SET EXERCISE: Lift out each line of the data that holds "Rotate".

---- DATA SHOWN

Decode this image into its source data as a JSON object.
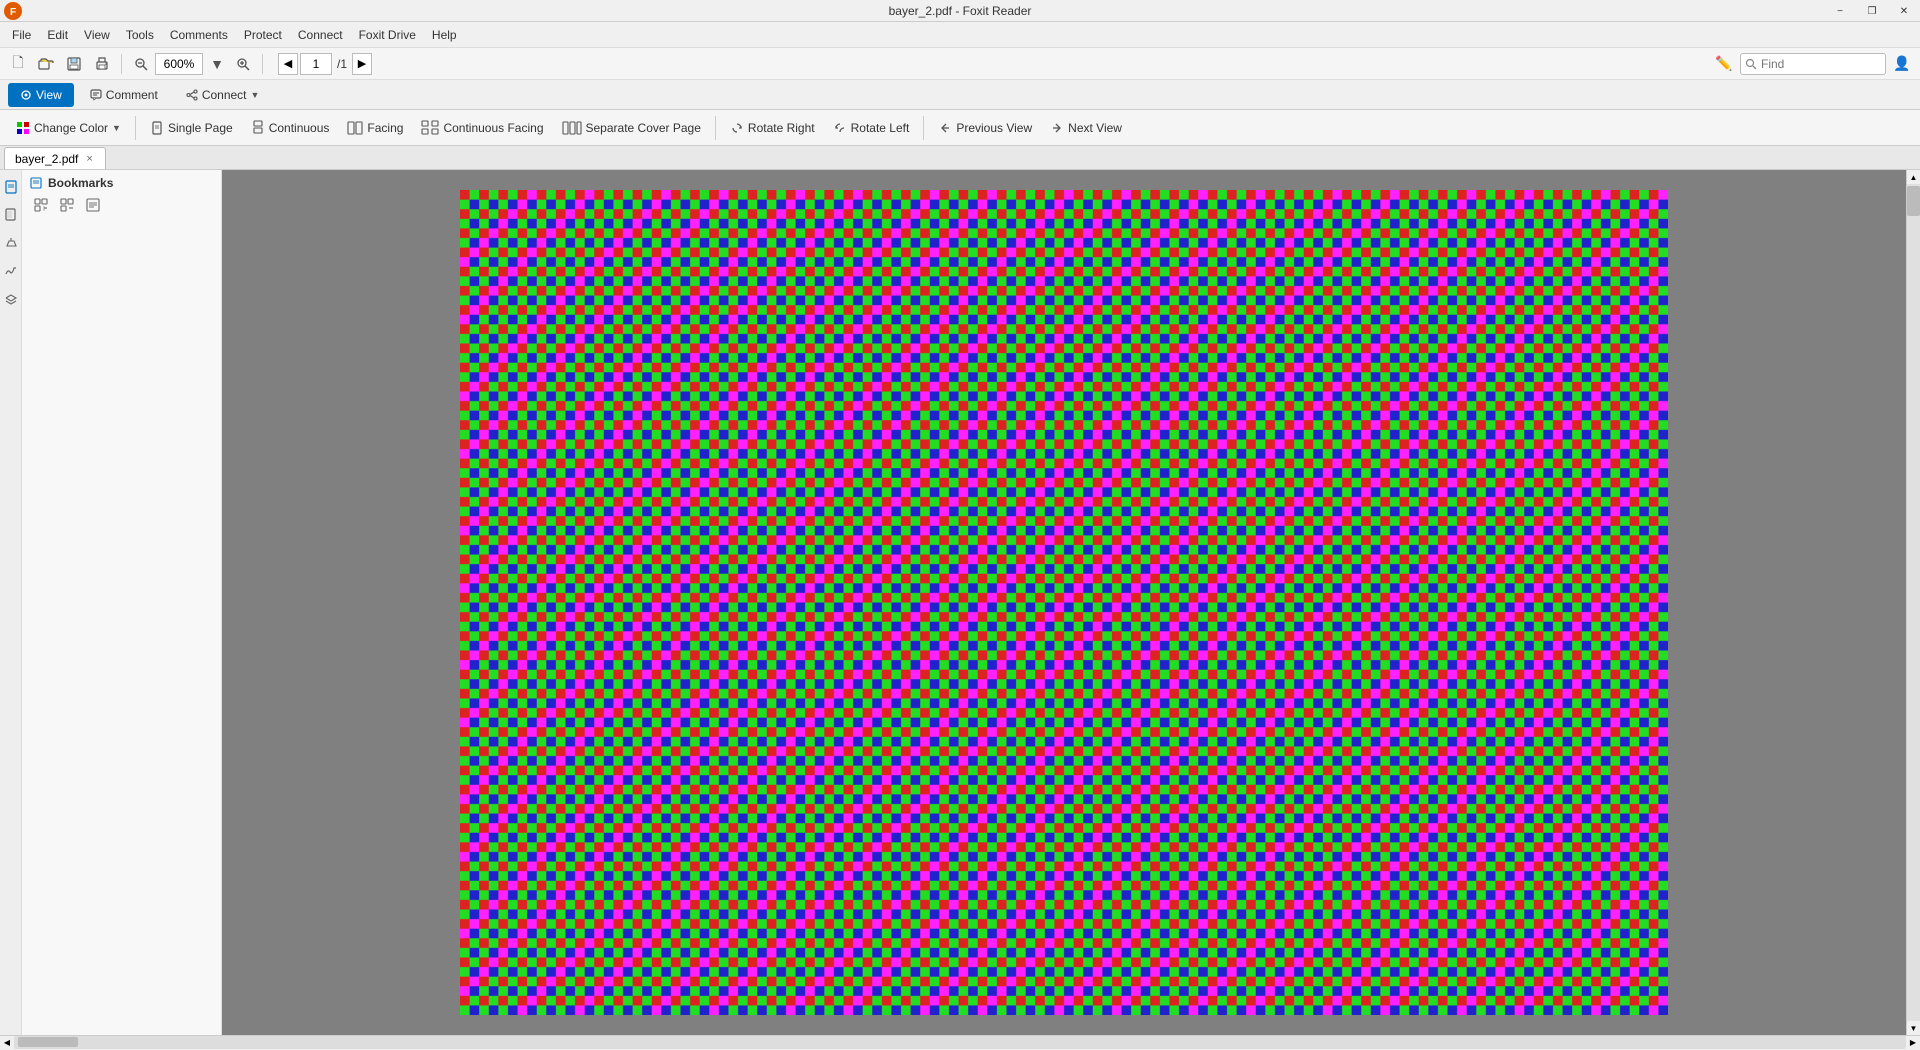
{
  "window": {
    "title": "bayer_2.pdf - Foxit Reader",
    "logo_color": "#e05a00"
  },
  "title_bar": {
    "title": "bayer_2.pdf - Foxit Reader",
    "minimize_label": "−",
    "restore_label": "❐",
    "close_label": "✕"
  },
  "menu": {
    "items": [
      "File",
      "Edit",
      "View",
      "Tools",
      "Comments",
      "Protect",
      "Connect",
      "Foxit Drive",
      "Help"
    ]
  },
  "toolbar": {
    "new_label": "🗋",
    "open_label": "📂",
    "save_label": "💾",
    "print_label": "🖨",
    "zoom_value": "600%",
    "zoom_in_label": "+",
    "zoom_out_label": "−",
    "page_current": "1",
    "page_total": "1",
    "nav_prev_label": "◀",
    "nav_next_label": "▶"
  },
  "tab_bar": {
    "view_label": "View",
    "comment_label": "Comment",
    "connect_label": "Connect",
    "find_placeholder": "Find"
  },
  "ribbon": {
    "change_color_label": "Change Color",
    "single_page_label": "Single Page",
    "continuous_label": "Continuous",
    "facing_label": "Facing",
    "continuous_facing_label": "Continuous Facing",
    "separate_cover_label": "Separate Cover Page",
    "rotate_right_label": "Rotate Right",
    "rotate_left_label": "Rotate Left",
    "previous_view_label": "Previous View",
    "next_view_label": "Next View"
  },
  "sidebar": {
    "bookmarks_label": "Bookmarks",
    "panel_icons": [
      "📖",
      "📎",
      "🔍"
    ]
  },
  "doc_tab": {
    "filename": "bayer_2.pdf",
    "close_label": "×"
  },
  "bayer": {
    "cell_size": 8,
    "colors": {
      "green": "#00cc00",
      "red": "#cc0000",
      "blue": "#0000cc",
      "magenta": "#ff00ff"
    }
  }
}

--------

ANSWER IN FULL:
    "rotate_right_label": "Rotate Right",
    "rotate_left_label": "Rotate Left",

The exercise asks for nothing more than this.